WHAT YOU HAVE TO DO –
Could you repeat the records below exactly, leaving out any pictures?

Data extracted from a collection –
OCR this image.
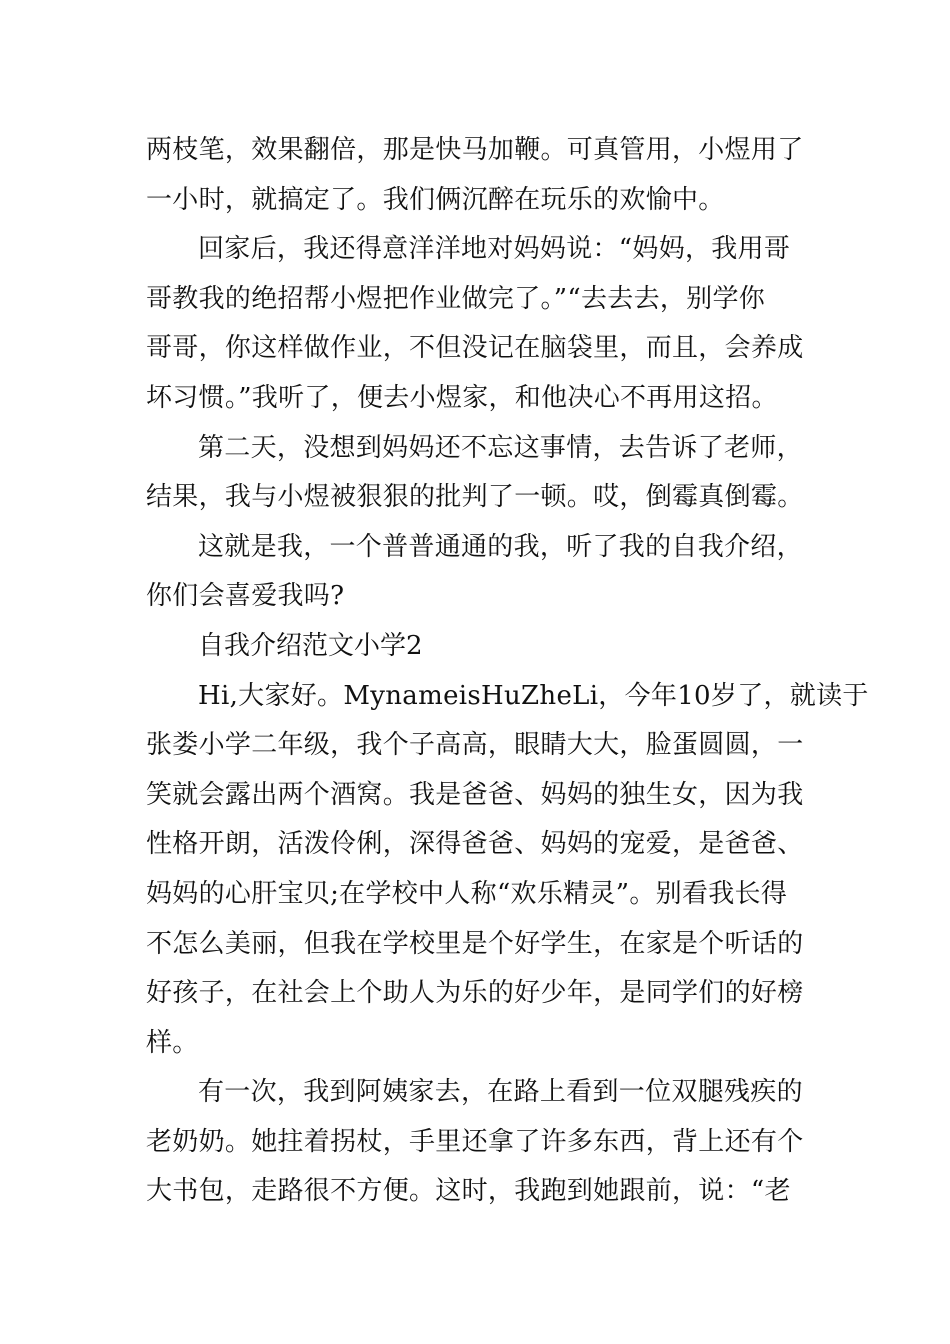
两枝笔，效果翻倍，那是快马加鞭。可真管用，小煜用了
一小时，就搞定了。我们俩沉醉在玩乐的欢愉中。
回家后，我还得意洋洋地对妈妈说：“妈妈，我用哥
哥教我的绝招帮小煜把作业做完了。”“去去去，别学你
哥哥，你这样做作业，不但没记在脑袋里，而且，会养成
坏习惯。”我听了，便去小煜家，和他决心不再用这招。
第二天，没想到妈妈还不忘这事情，去告诉了老师，
结果，我与小煜被狠狠的批判了一顿。哎，倒霉真倒霉。
这就是我，一个普普通通的我，听了我的自我介绍，
你们会喜爱我吗?
自我介绍范文小学2
Hi,大家好。MynameisHuZheLi，今年10岁了，就读于
张娄小学二年级，我个子高高，眼睛大大，脸蛋圆圆，一
笑就会露出两个酒窝。我是爸爸、妈妈的独生女，因为我
性格开朗，活泼伶俐，深得爸爸、妈妈的宠爱，是爸爸、
妈妈的心肝宝贝;在学校中人称“欢乐精灵”。别看我长得
不怎么美丽，但我在学校里是个好学生，在家是个听话的
好孩子，在社会上个助人为乐的好少年，是同学们的好榜
样。
有一次，我到阿姨家去，在路上看到一位双腿残疾的
老奶奶。她拄着拐杖，手里还拿了许多东西，背上还有个
大书包，走路很不方便。这时，我跑到她跟前，说：“老
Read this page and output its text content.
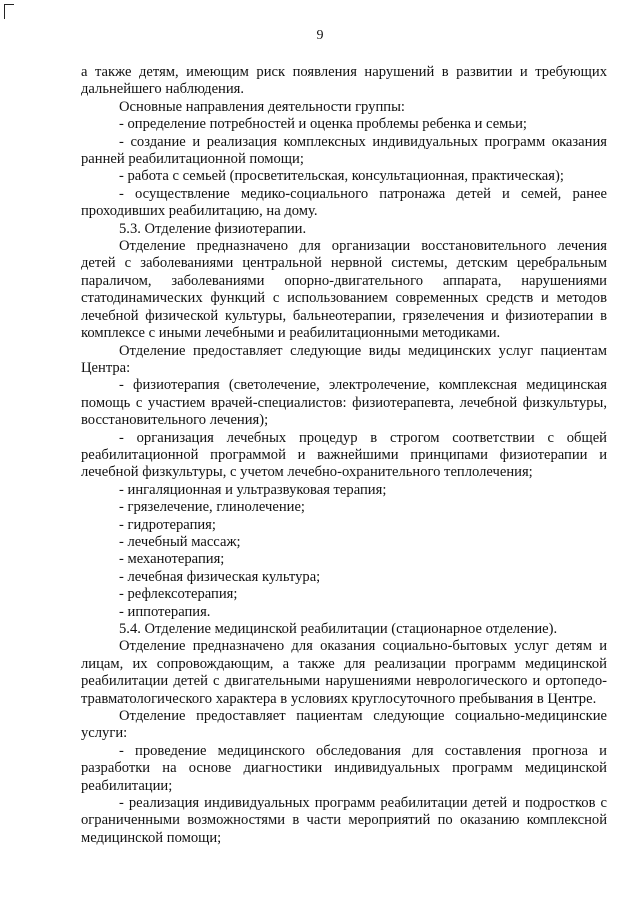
9

а также детям, имеющим риск появления нарушений в развитии и требующих дальнейшего наблюдения.

Основные направления деятельности группы:

- определение потребностей и оценка проблемы ребенка и семьи;

- создание и реализация комплексных индивидуальных программ оказания ранней реабилитационной помощи;

- работа с семьей (просветительская, консультационная, практическая);

- осуществление медико-социального патронажа детей и семей, ранее проходивших реабилитацию, на дому.

5.3. Отделение физиотерапии.

Отделение предназначено для организации восстановительного лечения детей с заболеваниями центральной нервной системы, детским церебральным параличом, заболеваниями опорно-двигательного аппарата, нарушениями статодинамических функций с использованием современных средств и методов лечебной физической культуры, бальнеотерапии, грязелечения и физиотерапии в комплексе с иными лечебными и реабилитационными методиками.

Отделение предоставляет следующие виды медицинских услуг пациентам Центра:

- физиотерапия (светолечение, электролечение, комплексная медицинская помощь с участием врачей-специалистов: физиотерапевта, лечебной физкультуры, восстановительного лечения);

- организация лечебных процедур в строгом соответствии с общей реабилитационной программой и важнейшими принципами физиотерапии и лечебной физкультуры, с учетом лечебно-охранительного теплолечения;

- ингаляционная и ультразвуковая терапия;

- грязелечение, глинолечение;

- гидротерапия;

- лечебный массаж;

- механотерапия;

- лечебная физическая культура;

- рефлексотерапия;

- иппотерапия.

5.4. Отделение медицинской реабилитации (стационарное отделение).

Отделение предназначено для оказания социально-бытовых услуг детям и лицам, их сопровождающим, а также для реализации программ медицинской реабилитации детей с двигательными нарушениями неврологического и ортопедо-травматологического характера в условиях круглосуточного пребывания в Центре.

Отделение предоставляет пациентам следующие социально-медицинские услуги:

- проведение медицинского обследования для составления прогноза и разработки на основе диагностики индивидуальных программ медицинской реабилитации;

- реализация индивидуальных программ реабилитации детей и подростков с ограниченными возможностями в части мероприятий по оказанию комплексной медицинской помощи;
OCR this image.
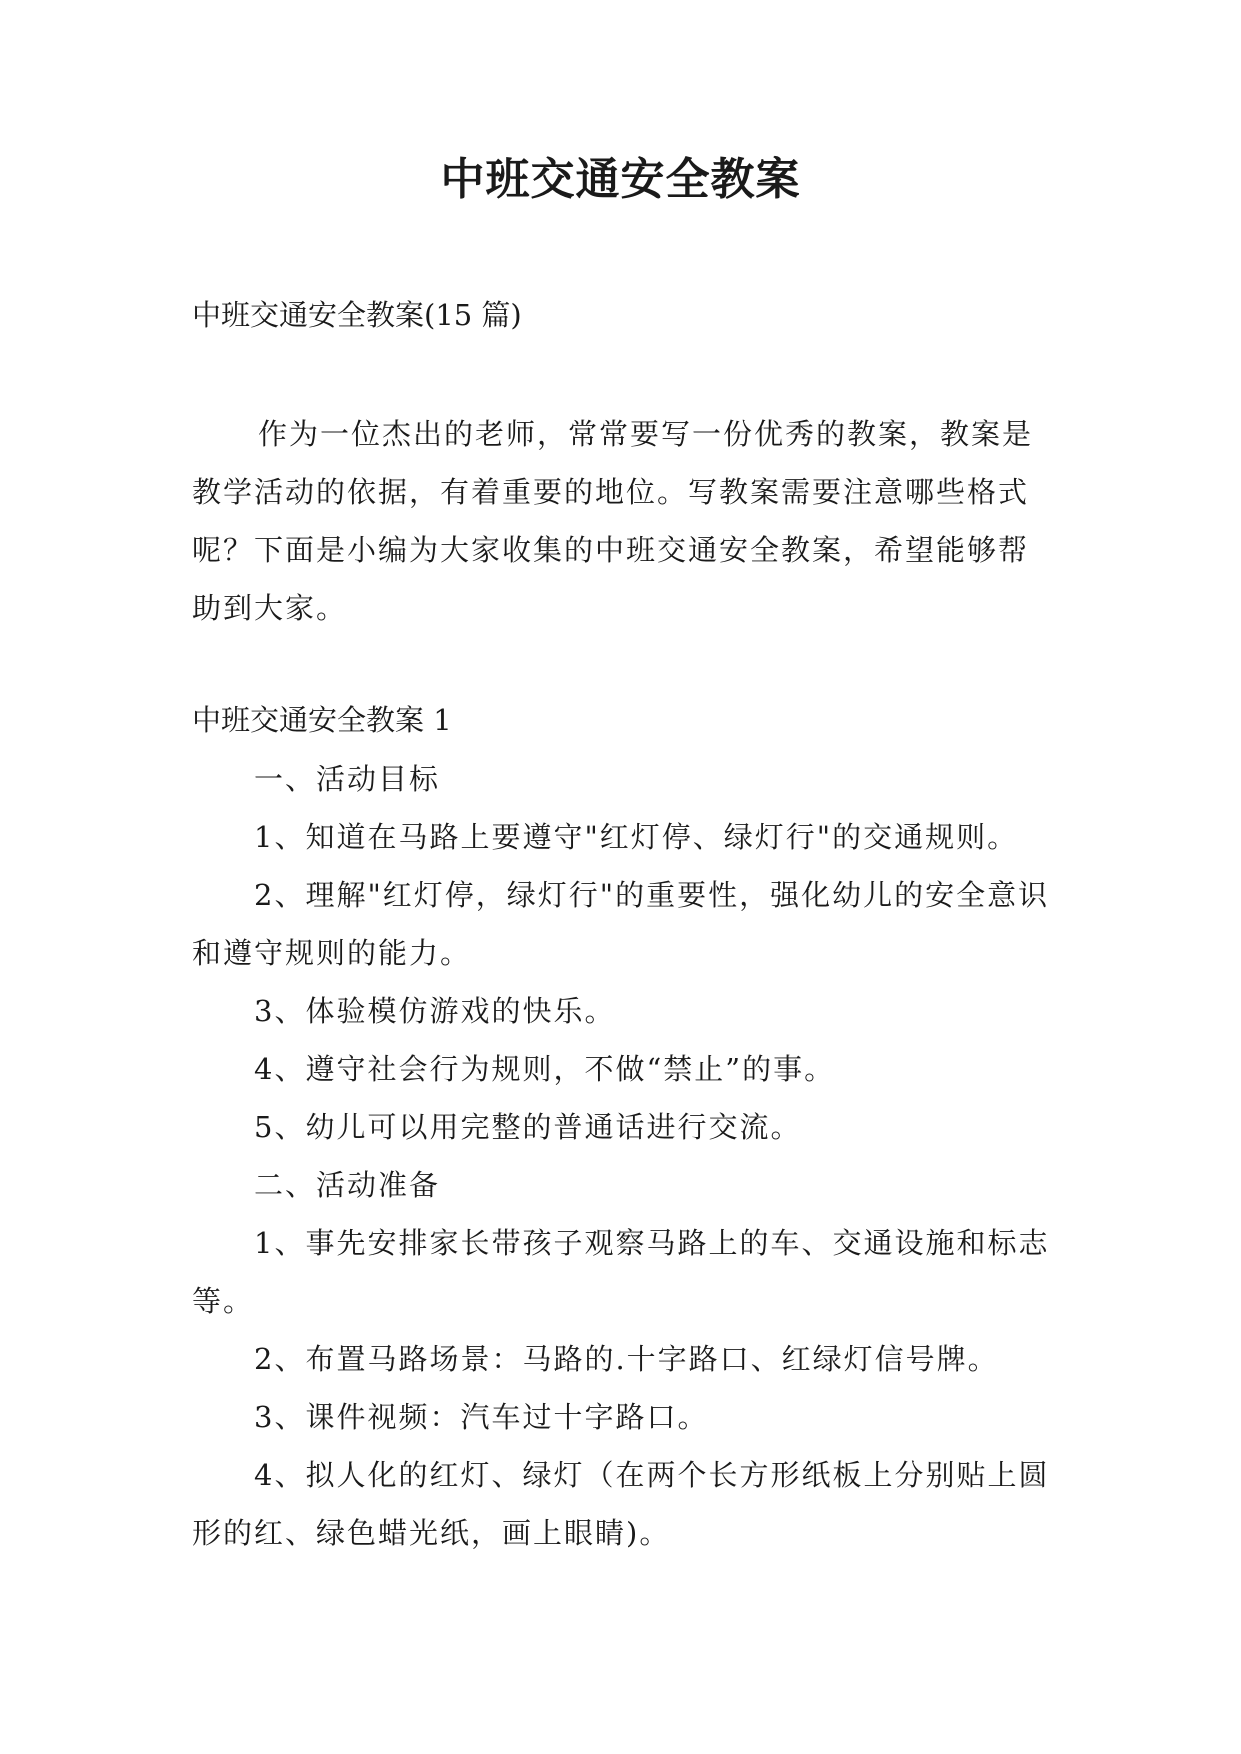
中班交通安全教案

中班交通安全教案(15 篇)

作为一位杰出的老师，常常要写一份优秀的教案，教案是教学活动的依据，有着重要的地位。写教案需要注意哪些格式呢？下面是小编为大家收集的中班交通安全教案，希望能够帮助到大家。

中班交通安全教案 1

一、活动目标

1、知道在马路上要遵守"红灯停、绿灯行"的交通规则。

2、理解"红灯停，绿灯行"的重要性，强化幼儿的安全意识和遵守规则的能力。

3、体验模仿游戏的快乐。

4、遵守社会行为规则，不做“禁止”的事。

5、幼儿可以用完整的普通话进行交流。

二、活动准备

1、事先安排家长带孩子观察马路上的车、交通设施和标志等。

2、布置马路场景：马路的.十字路口、红绿灯信号牌。

3、课件视频：汽车过十字路口。

4、拟人化的红灯、绿灯（在两个长方形纸板上分别贴上圆形的红、绿色蜡光纸，画上眼睛)。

TASK SOLUTION –
OCR this image.
两枝笔，效果翻倍，那是快马加鞭。可真管用，小煜用了
一小时，就搞定了。我们俩沉醉在玩乐的欢愉中。
回家后，我还得意洋洋地对妈妈说：“妈妈，我用哥
哥教我的绝招帮小煜把作业做完了。”“去去去，别学你
哥哥，你这样做作业，不但没记在脑袋里，而且，会养成
坏习惯。”我听了，便去小煜家，和他决心不再用这招。
第二天，没想到妈妈还不忘这事情，去告诉了老师，
结果，我与小煜被狠狠的批判了一顿。哎，倒霉真倒霉。
这就是我，一个普普通通的我，听了我的自我介绍，
你们会喜爱我吗?
自我介绍范文小学2
Hi,大家好。MynameisHuZheLi，今年10岁了，就读于
张娄小学二年级，我个子高高，眼睛大大，脸蛋圆圆，一
笑就会露出两个酒窝。我是爸爸、妈妈的独生女，因为我
性格开朗，活泼伶俐，深得爸爸、妈妈的宠爱，是爸爸、
妈妈的心肝宝贝;在学校中人称“欢乐精灵”。别看我长得
不怎么美丽，但我在学校里是个好学生，在家是个听话的
好孩子，在社会上个助人为乐的好少年，是同学们的好榜
样。
有一次，我到阿姨家去，在路上看到一位双腿残疾的
老奶奶。她拄着拐杖，手里还拿了许多东西，背上还有个
大书包，走路很不方便。这时，我跑到她跟前，说：“老
Read this page and output its text content.
9

а также детям, имеющим риск появления нарушений в развитии и требующих дальнейшего наблюдения.

Основные направления деятельности группы:

- определение потребностей и оценка проблемы ребенка и семьи;

- создание и реализация комплексных индивидуальных программ оказания ранней реабилитационной помощи;

- работа с семьей (просветительская, консультационная, практическая);

- осуществление медико-социального патронажа детей и семей, ранее проходивших реабилитацию, на дому.

5.3. Отделение физиотерапии.

Отделение предназначено для организации восстановительного лечения детей с заболеваниями центральной нервной системы, детским церебральным параличом, заболеваниями опорно-двигательного аппарата, нарушениями статодинамических функций с использованием современных средств и методов лечебной физической культуры, бальнеотерапии, грязелечения и физиотерапии в комплексе с иными лечебными и реабилитационными методиками.

Отделение предоставляет следующие виды медицинских услуг пациентам Центра:

- физиотерапия (светолечение, электролечение, комплексная медицинская помощь с участием врачей-специалистов: физиотерапевта, лечебной физкультуры, восстановительного лечения);

- организация лечебных процедур в строгом соответствии с общей реабилитационной программой и важнейшими принципами физиотерапии и лечебной физкультуры, с учетом лечебно-охранительного теплолечения;

- ингаляционная и ультразвуковая терапия;

- грязелечение, глинолечение;

- гидротерапия;

- лечебный массаж;

- механотерапия;

- лечебная физическая культура;

- рефлексотерапия;

- иппотерапия.

5.4. Отделение медицинской реабилитации (стационарное отделение).

Отделение предназначено для оказания социально-бытовых услуг детям и лицам, их сопровождающим, а также для реализации программ медицинской реабилитации детей с двигательными нарушениями неврологического и ортопедо-травматологического характера в условиях круглосуточного пребывания в Центре.

Отделение предоставляет пациентам следующие социально-медицинские услуги:

- проведение медицинского обследования для составления прогноза и разработки на основе диагностики индивидуальных программ медицинской реабилитации;

- реализация индивидуальных программ реабилитации детей и подростков с ограниченными возможностями в части мероприятий по оказанию комплексной медицинской помощи;
OCR this image.
中班交通安全教案

中班交通安全教案(15 篇)

作为一位杰出的老师，常常要写一份优秀的教案，教案是教学活动的依据，有着重要的地位。写教案需要注意哪些格式呢？下面是小编为大家收集的中班交通安全教案，希望能够帮助到大家。

中班交通安全教案 1

一、活动目标

1、知道在马路上要遵守"红灯停、绿灯行"的交通规则。

2、理解"红灯停，绿灯行"的重要性，强化幼儿的安全意识和遵守规则的能力。

3、体验模仿游戏的快乐。

4、遵守社会行为规则，不做“禁止”的事。

5、幼儿可以用完整的普通话进行交流。

二、活动准备

1、事先安排家长带孩子观察马路上的车、交通设施和标志等。

2、布置马路场景：马路的.十字路口、红绿灯信号牌。

3、课件视频：汽车过十字路口。

4、拟人化的红灯、绿灯（在两个长方形纸板上分别贴上圆形的红、绿色蜡光纸，画上眼睛)。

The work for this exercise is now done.